┌──

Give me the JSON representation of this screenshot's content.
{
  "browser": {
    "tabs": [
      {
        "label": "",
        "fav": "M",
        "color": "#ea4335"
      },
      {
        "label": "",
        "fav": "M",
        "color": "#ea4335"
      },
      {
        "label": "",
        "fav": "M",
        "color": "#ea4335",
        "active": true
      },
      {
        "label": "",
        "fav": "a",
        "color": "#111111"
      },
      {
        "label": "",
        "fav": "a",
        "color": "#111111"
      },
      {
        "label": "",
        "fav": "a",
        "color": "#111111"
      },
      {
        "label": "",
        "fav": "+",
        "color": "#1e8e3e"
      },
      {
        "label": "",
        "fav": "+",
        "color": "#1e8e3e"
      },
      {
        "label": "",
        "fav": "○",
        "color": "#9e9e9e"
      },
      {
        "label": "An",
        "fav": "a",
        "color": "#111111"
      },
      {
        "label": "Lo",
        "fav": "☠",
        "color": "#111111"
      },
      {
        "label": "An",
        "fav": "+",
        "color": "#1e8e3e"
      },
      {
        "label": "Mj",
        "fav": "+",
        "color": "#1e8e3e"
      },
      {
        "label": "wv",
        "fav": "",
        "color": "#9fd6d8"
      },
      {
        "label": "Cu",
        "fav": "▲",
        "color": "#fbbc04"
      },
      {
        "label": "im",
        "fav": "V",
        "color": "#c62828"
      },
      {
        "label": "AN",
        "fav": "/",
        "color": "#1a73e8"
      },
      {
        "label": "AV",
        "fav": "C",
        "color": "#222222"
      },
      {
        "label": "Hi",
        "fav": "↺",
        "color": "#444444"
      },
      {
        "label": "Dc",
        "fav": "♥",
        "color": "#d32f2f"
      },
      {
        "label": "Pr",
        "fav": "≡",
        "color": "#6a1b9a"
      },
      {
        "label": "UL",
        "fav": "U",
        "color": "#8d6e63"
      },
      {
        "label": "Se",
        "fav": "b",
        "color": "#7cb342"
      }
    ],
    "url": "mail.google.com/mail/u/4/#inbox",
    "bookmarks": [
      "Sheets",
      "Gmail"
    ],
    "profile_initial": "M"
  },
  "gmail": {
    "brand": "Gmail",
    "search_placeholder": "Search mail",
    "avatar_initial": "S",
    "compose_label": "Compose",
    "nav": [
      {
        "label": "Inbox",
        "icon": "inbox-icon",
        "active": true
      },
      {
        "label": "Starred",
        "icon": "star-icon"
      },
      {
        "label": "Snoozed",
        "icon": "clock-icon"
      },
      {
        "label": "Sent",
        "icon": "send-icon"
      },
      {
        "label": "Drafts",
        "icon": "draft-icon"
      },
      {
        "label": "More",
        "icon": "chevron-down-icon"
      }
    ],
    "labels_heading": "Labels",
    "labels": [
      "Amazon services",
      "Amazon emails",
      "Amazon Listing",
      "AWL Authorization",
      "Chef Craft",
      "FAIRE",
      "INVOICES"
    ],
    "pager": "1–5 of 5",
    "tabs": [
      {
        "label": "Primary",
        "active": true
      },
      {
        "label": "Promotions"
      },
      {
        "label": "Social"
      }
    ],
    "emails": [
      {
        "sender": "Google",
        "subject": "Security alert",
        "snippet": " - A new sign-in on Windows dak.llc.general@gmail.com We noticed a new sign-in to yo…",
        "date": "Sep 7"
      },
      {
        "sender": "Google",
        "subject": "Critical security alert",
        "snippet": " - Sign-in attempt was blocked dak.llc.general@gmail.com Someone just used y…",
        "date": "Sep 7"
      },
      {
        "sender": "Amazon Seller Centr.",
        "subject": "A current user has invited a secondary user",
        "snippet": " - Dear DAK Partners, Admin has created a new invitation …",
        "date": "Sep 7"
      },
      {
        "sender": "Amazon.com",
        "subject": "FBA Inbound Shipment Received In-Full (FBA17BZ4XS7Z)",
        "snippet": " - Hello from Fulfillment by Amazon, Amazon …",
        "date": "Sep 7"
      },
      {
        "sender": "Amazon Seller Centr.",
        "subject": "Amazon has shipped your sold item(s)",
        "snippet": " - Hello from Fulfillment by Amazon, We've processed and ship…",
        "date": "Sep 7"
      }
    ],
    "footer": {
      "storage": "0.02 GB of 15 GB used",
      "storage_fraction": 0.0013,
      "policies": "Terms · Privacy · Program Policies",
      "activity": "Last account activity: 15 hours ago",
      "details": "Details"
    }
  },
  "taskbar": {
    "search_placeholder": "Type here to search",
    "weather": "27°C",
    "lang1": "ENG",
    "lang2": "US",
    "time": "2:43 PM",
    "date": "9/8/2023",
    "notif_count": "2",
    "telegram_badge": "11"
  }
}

└──
┌──

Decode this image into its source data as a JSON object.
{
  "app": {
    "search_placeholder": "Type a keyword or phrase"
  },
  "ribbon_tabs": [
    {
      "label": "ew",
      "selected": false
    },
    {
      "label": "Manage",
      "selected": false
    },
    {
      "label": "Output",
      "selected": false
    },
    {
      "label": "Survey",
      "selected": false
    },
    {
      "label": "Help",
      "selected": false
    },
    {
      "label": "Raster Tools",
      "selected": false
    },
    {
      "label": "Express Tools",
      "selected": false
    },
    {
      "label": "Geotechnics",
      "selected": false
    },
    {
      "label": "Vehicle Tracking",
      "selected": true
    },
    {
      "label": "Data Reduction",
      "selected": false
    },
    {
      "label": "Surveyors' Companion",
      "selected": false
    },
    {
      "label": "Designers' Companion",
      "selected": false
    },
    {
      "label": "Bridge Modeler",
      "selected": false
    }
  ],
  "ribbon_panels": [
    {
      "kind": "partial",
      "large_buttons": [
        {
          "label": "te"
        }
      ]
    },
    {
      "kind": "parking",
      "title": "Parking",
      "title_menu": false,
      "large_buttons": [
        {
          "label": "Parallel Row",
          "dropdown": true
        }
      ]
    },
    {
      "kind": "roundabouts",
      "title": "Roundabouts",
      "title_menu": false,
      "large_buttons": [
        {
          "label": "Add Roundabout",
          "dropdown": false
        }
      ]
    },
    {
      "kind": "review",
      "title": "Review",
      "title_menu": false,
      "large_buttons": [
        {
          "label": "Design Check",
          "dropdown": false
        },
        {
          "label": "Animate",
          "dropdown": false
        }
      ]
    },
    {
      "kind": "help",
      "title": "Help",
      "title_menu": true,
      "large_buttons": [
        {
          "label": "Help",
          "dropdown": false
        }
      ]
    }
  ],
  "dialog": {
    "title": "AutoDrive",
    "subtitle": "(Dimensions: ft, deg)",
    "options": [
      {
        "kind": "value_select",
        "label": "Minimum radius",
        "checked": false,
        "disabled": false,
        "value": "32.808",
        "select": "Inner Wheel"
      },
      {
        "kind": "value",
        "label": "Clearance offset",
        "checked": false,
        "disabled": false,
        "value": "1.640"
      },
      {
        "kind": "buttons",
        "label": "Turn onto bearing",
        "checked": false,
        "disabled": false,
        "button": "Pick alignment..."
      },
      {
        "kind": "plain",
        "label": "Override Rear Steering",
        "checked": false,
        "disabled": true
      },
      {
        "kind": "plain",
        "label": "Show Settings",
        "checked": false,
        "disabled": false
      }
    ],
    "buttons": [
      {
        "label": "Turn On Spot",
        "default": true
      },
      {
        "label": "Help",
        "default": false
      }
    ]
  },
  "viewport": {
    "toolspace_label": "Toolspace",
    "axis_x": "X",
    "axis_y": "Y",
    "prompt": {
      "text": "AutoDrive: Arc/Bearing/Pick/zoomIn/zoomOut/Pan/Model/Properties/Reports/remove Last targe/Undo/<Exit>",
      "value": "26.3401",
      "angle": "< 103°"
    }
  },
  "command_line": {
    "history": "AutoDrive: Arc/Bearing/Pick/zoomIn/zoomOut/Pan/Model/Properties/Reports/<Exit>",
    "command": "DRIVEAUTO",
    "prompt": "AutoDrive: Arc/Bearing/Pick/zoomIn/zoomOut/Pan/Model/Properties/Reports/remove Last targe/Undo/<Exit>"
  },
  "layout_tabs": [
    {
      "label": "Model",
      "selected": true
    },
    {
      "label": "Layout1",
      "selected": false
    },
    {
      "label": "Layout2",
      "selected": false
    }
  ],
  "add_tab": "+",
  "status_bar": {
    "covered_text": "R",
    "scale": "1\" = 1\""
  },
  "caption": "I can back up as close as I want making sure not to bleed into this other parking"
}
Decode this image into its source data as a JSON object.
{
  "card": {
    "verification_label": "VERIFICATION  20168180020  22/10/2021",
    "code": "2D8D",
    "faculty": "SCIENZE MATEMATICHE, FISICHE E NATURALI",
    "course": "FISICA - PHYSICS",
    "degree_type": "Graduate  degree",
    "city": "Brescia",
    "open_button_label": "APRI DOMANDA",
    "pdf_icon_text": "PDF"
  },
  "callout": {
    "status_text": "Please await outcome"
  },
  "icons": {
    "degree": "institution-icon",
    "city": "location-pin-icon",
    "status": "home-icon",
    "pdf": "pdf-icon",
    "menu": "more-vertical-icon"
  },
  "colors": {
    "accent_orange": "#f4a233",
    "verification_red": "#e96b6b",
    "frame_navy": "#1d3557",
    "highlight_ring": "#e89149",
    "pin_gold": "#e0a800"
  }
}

└──

- _Work required_:
Pick out every line with the string "Reports" and copy it.

- _Result for this exercise_:
      "text": "AutoDrive: Arc/Bearing/Pick/zoomIn/zoomOut/Pan/Model/Properties/Reports/remove Last targe/Undo/<Exit>",
    "history": "AutoDrive: Arc/Bearing/Pick/zoomIn/zoomOut/Pan/Model/Properties/Reports/<Exit>",
    "prompt": "AutoDrive: Arc/Bearing/Pick/zoomIn/zoomOut/Pan/Model/Properties/Reports/remove Last targe/Undo/<Exit>"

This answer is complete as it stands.